DATASET RECORDS:

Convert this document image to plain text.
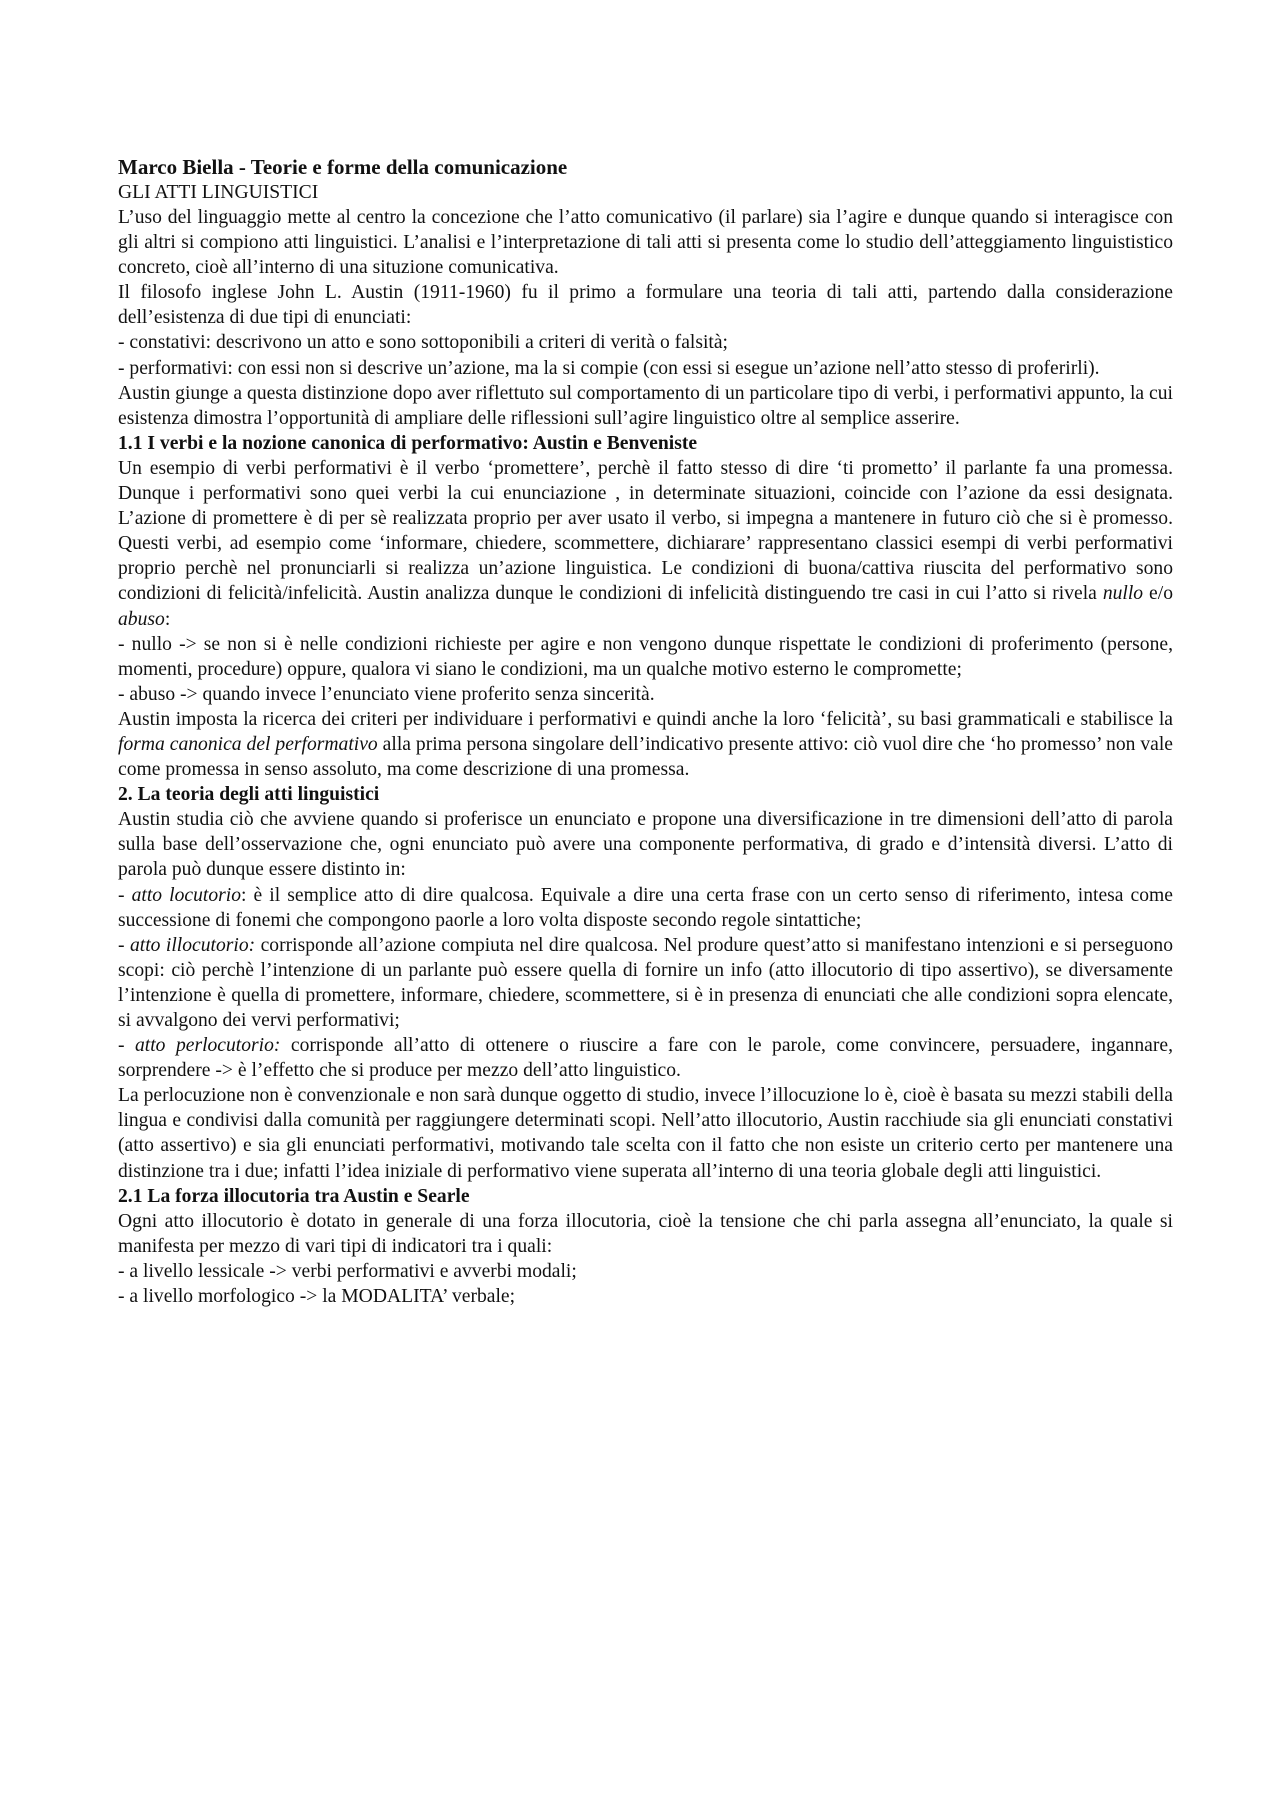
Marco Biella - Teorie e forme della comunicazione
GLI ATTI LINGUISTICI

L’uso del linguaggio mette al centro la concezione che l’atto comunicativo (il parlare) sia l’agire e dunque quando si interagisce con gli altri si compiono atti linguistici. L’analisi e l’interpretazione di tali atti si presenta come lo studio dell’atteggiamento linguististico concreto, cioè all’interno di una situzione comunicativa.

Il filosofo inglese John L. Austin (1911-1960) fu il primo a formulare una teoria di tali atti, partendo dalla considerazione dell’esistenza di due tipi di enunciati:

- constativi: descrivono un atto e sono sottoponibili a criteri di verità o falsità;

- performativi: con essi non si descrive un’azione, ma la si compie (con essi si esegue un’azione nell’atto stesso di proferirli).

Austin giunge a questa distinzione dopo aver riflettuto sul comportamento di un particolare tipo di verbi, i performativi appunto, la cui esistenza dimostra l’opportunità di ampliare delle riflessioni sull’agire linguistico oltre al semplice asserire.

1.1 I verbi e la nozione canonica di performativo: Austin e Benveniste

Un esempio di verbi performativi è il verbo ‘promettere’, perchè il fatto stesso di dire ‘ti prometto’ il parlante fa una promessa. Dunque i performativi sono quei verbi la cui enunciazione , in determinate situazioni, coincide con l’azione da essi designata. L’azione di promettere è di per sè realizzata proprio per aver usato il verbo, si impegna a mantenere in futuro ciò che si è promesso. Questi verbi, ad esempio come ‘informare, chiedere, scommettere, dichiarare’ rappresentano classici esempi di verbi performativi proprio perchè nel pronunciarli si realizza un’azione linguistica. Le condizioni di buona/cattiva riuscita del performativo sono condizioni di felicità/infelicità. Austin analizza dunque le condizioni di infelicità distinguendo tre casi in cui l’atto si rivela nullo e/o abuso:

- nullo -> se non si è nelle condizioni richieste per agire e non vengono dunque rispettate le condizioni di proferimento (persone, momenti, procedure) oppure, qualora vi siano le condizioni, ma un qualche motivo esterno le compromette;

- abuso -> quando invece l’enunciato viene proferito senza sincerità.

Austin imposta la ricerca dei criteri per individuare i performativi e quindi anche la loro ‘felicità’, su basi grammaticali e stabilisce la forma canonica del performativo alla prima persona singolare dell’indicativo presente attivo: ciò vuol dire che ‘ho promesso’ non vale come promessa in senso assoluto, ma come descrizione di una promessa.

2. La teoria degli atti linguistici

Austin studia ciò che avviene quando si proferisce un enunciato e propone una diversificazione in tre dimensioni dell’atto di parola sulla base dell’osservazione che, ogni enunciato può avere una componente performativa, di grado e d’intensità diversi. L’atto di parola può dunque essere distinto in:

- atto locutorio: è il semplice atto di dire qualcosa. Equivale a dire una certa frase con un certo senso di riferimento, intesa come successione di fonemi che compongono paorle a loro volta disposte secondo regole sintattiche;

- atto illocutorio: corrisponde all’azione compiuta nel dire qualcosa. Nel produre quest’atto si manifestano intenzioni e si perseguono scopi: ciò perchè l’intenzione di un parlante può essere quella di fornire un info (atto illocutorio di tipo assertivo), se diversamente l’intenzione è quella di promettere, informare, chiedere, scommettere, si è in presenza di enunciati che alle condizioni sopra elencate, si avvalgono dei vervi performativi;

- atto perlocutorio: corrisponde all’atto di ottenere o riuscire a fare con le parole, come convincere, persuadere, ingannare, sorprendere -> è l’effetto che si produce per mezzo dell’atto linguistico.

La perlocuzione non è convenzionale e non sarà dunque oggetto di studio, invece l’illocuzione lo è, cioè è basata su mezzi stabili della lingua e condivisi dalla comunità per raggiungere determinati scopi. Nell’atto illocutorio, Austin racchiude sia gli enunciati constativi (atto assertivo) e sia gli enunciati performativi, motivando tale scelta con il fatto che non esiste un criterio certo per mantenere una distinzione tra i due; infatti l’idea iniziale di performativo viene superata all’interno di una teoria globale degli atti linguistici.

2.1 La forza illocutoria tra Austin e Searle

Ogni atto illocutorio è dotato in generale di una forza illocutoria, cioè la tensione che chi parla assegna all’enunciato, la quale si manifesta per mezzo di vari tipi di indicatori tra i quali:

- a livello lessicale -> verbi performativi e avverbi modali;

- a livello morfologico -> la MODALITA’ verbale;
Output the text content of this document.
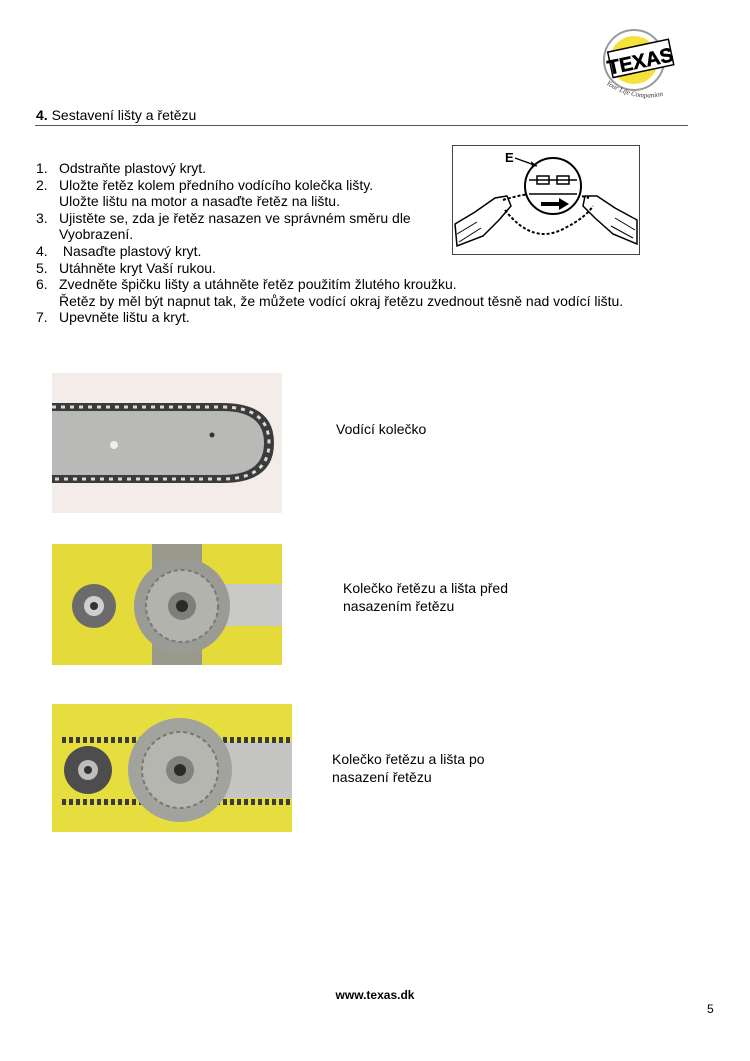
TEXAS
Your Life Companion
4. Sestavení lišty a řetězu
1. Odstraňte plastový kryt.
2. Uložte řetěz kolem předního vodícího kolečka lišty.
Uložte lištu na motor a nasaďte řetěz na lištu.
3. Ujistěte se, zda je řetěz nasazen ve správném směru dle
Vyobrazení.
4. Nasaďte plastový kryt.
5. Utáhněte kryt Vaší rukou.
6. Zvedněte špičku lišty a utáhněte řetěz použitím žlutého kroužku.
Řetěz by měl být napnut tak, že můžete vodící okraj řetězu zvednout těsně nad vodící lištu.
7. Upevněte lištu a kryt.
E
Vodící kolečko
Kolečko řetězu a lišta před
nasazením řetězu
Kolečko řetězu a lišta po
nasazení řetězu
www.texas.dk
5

PROBLEM DETAILS: Copy each line above containing the string "kryt".

ANSWER TO THIS TASK:
1. Odstraňte plastový kryt.
4. Nasaďte plastový kryt.
5. Utáhněte kryt Vaší rukou.
7. Upevněte lištu a kryt.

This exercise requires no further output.